* [Aim]: In the discussion of date formats below, reproduce the passage from "Use ISO8601 because" up to and including "is being used.", renaming "answer" as "solution" wherever it occurs.

The whole date internationalization thing should be deprecated. Everybody smart enough to use a computer is smart enough to understand ISO 8601 (which is by all means better than any other human-readable way to record a date). I also hate the fact some countries use comma instead of the decimal point (which causes problems often). Keeping these differences alive doesn't seem to serve any good purpose. These things should really be made a part of the metric system.
You're either greatly overestimating the literacy of many computer users or you're choosing to apply some kind of "intelligence filter" to your code if you're serious about this.
People like reading nice dates and nice words. They're easy to parse for human brains. Sure, "1e6" is nice and short but typing out "a million" is much easier to understand. Giving someone a notification that they have an appointment "next Thursday (2020-02-27)" is a lot clearer than just stating the date. It saves people from having to look up the current date and doing mental math to find out how much time is in between those dates.
Nit everyone is a programmer and not everyone likes short and concise data notation. Date localisation exists for a reason and it's not because people like to make developers' lives impossible.
Use ISO8601 because of its technical superiority if you want, but don't think it's the final answer to the date/time problem.
> Sure, "1e6" is nice and short but typing out "a million" is much easier to understand
IMHO 1 000 000 is the easiest (sure the 1e6 from is better for bigger numbers). As for "a million" I don't understand anything bigger described this way (billions, trillions etc) - tell me 1 trillion and 2 billions and I have absolutely no idea how much is that. It wouldn't be a problem for me to memorize unless there were not the long and the short system as I rarely have a clue which one is being used.
> "next Thursday (2020-02-27)" is a lot clearer than just stating the date
Sure, but something like 02.27,2020 is no way better than 2020-02-27, it's just a matter of habit particularly easy to change.
> How is 2020-02-27 not nice?
It's an uncommon way to denote date. If you're used to the usual date notations (day before month) you can easily get confused with dates like 2020-03-04. Sure, the first number is the year, but what do the other two numbers mean? Maybe the order is clear if you're used to the American way of denoting dates (month before day) but only a small minority of people worldwide use that.
Habits are not easy to change and changing them gets harder as you get older. Microsoft changing the icon of the start menu got me many questions from people anywhere between 20 and 80 back when I did tech support. These people were smart enough to use a computer yet a tiny change confused them. When Windows changed their start menu to something new, people didn't want to change the way they did things and tools like Classic Start was born. If clicking an icon on a computer is too hard a habit to change, how do you think telling the world to change their date notation will go down?
And why should we all go do stuff differently because someone has come up with a way that makes lexicographical sorting of dates possible?
Furthermore, "next Thursday" is already part of internationalisation code (Thursday needs to be translated and the concept of what the literal translation of "next Thursday" means changes between languages and cultures). Why not also put the full date into the correct locale as well while you're at it?

* [Data segment]:

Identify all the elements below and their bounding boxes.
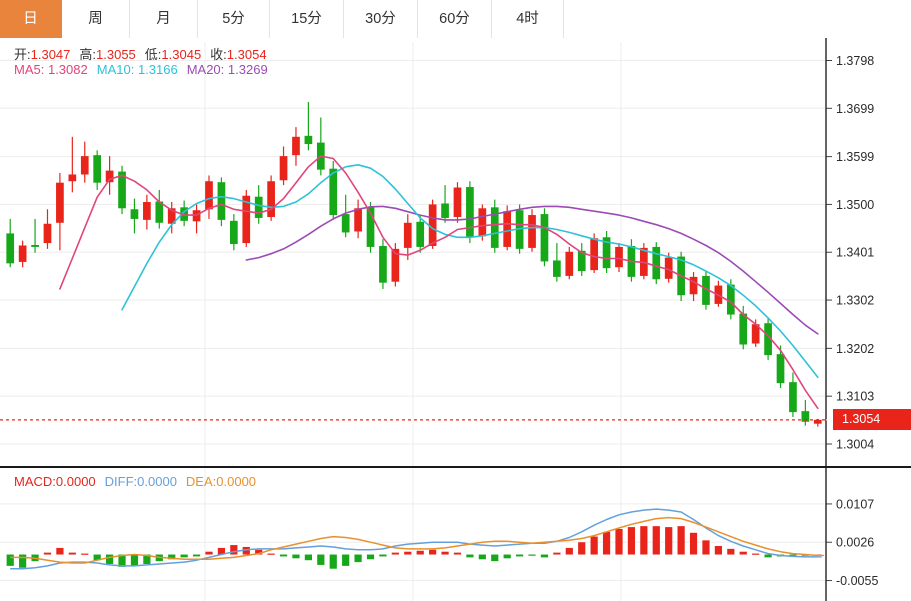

* [Exercise answer]:
Use ISO8601 because of its technical superiority if you want, but don't think it's the final solution to the date/time problem.
> Sure, "1e6" is nice and short but typing out "a million" is much easier to understand
IMHO 1 000 000 is the easiest (sure the 1e6 from is better for bigger numbers). As for "a million" I don't understand anything bigger described this way (billions, trillions etc) - tell me 1 trillion and 2 billions and I have absolutely no idea how much is that. It wouldn't be a problem for me to memorize unless there were not the long and the short system as I rarely have a clue which one is being used.